--- What this task involves ---
Scan the data below for the string "Carolina". Show every line where it turns up.

--- Data section ---
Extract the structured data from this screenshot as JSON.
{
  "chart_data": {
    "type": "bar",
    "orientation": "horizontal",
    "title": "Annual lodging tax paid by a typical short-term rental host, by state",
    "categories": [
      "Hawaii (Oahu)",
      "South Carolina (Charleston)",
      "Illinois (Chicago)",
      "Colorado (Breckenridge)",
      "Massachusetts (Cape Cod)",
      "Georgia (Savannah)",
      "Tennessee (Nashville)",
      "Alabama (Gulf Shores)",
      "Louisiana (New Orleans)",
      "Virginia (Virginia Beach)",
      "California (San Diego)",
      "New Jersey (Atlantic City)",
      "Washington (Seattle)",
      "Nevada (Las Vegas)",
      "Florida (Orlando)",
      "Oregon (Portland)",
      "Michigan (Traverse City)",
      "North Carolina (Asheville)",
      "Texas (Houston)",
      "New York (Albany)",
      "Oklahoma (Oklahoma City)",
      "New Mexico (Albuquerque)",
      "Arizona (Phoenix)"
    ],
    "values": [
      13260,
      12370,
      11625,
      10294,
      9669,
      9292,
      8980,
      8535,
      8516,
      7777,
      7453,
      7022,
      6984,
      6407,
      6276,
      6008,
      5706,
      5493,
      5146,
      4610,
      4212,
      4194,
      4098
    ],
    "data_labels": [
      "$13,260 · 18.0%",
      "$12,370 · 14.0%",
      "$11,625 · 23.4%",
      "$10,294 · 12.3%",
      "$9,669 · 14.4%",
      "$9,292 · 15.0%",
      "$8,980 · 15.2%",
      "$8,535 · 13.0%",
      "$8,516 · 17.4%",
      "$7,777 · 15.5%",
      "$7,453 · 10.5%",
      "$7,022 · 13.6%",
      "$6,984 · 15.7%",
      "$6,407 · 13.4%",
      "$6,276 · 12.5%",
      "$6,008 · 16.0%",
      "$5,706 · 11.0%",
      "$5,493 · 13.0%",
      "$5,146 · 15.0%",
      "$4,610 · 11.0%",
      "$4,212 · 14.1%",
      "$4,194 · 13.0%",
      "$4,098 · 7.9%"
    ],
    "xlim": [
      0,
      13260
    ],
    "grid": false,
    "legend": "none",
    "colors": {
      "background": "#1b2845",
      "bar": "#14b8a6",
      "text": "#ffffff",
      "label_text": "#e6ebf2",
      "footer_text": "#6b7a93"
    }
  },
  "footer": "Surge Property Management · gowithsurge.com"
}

--- Solution below ---
      "South Carolina (Charleston)",
      "North Carolina (Asheville)",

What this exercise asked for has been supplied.